▸ **YOUR INSTRUCTIONS**
Set all the material down again unchanged, without the pictures.

▸ **DATA FOR THE TASK**
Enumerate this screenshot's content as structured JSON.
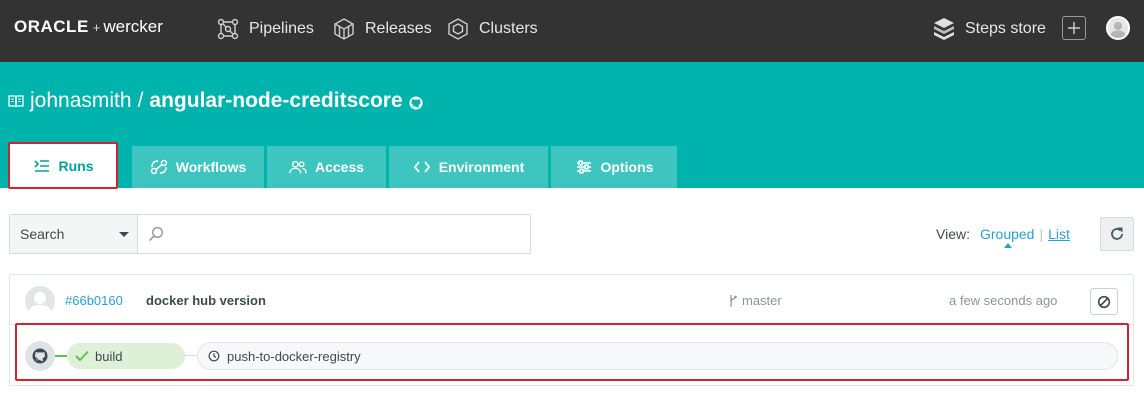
{
  "brand": {
    "oracle": "ORACLE",
    "plus": "+",
    "wercker": "wercker"
  },
  "topnav": {
    "items": [
      {
        "label": "Pipelines",
        "icon": "pipelines-icon"
      },
      {
        "label": "Releases",
        "icon": "releases-icon"
      },
      {
        "label": "Clusters",
        "icon": "clusters-icon"
      }
    ],
    "steps_store": "Steps store"
  },
  "repo": {
    "owner": "johnasmith",
    "separator": "/",
    "name": "angular-node-creditscore"
  },
  "tabs": [
    {
      "label": "Runs",
      "icon": "runs-icon",
      "active": true
    },
    {
      "label": "Workflows",
      "icon": "workflows-icon"
    },
    {
      "label": "Access",
      "icon": "access-icon"
    },
    {
      "label": "Environment",
      "icon": "code-icon"
    },
    {
      "label": "Options",
      "icon": "sliders-icon"
    }
  ],
  "search": {
    "select_value": "Search",
    "placeholder": ""
  },
  "view": {
    "label": "View:",
    "grouped": "Grouped",
    "separator": "|",
    "list": "List"
  },
  "run": {
    "hash": "#66b0160",
    "message": "docker hub version",
    "branch": "master",
    "time": "a few seconds ago",
    "pipeline": [
      {
        "name": "build",
        "status": "passed"
      },
      {
        "name": "push-to-docker-registry",
        "status": "pending"
      }
    ]
  },
  "colors": {
    "topbar": "#333333",
    "header_teal": "#00b3ad",
    "tab_teal": "#3ec5bf",
    "link": "#2a9fd6",
    "success": "#62bf53",
    "highlight": "#d0232b"
  }
}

▸ **RESPONSE TO THE EXERCISE**
Enumerate this screenshot's content as structured JSON.
{
  "brand": {
    "oracle": "ORACLE",
    "plus": "+",
    "wercker": "wercker"
  },
  "topnav": {
    "items": [
      {
        "label": "Pipelines",
        "icon": "pipelines-icon"
      },
      {
        "label": "Releases",
        "icon": "releases-icon"
      },
      {
        "label": "Clusters",
        "icon": "clusters-icon"
      }
    ],
    "steps_store": "Steps store"
  },
  "repo": {
    "owner": "johnasmith",
    "separator": "/",
    "name": "angular-node-creditscore"
  },
  "tabs": [
    {
      "label": "Runs",
      "icon": "runs-icon",
      "active": true
    },
    {
      "label": "Workflows",
      "icon": "workflows-icon"
    },
    {
      "label": "Access",
      "icon": "access-icon"
    },
    {
      "label": "Environment",
      "icon": "code-icon"
    },
    {
      "label": "Options",
      "icon": "sliders-icon"
    }
  ],
  "search": {
    "select_value": "Search",
    "placeholder": ""
  },
  "view": {
    "label": "View:",
    "grouped": "Grouped",
    "separator": "|",
    "list": "List"
  },
  "run": {
    "hash": "#66b0160",
    "message": "docker hub version",
    "branch": "master",
    "time": "a few seconds ago",
    "pipeline": [
      {
        "name": "build",
        "status": "passed"
      },
      {
        "name": "push-to-docker-registry",
        "status": "pending"
      }
    ]
  },
  "colors": {
    "topbar": "#333333",
    "header_teal": "#00b3ad",
    "tab_teal": "#3ec5bf",
    "link": "#2a9fd6",
    "success": "#62bf53",
    "highlight": "#d0232b"
  }
}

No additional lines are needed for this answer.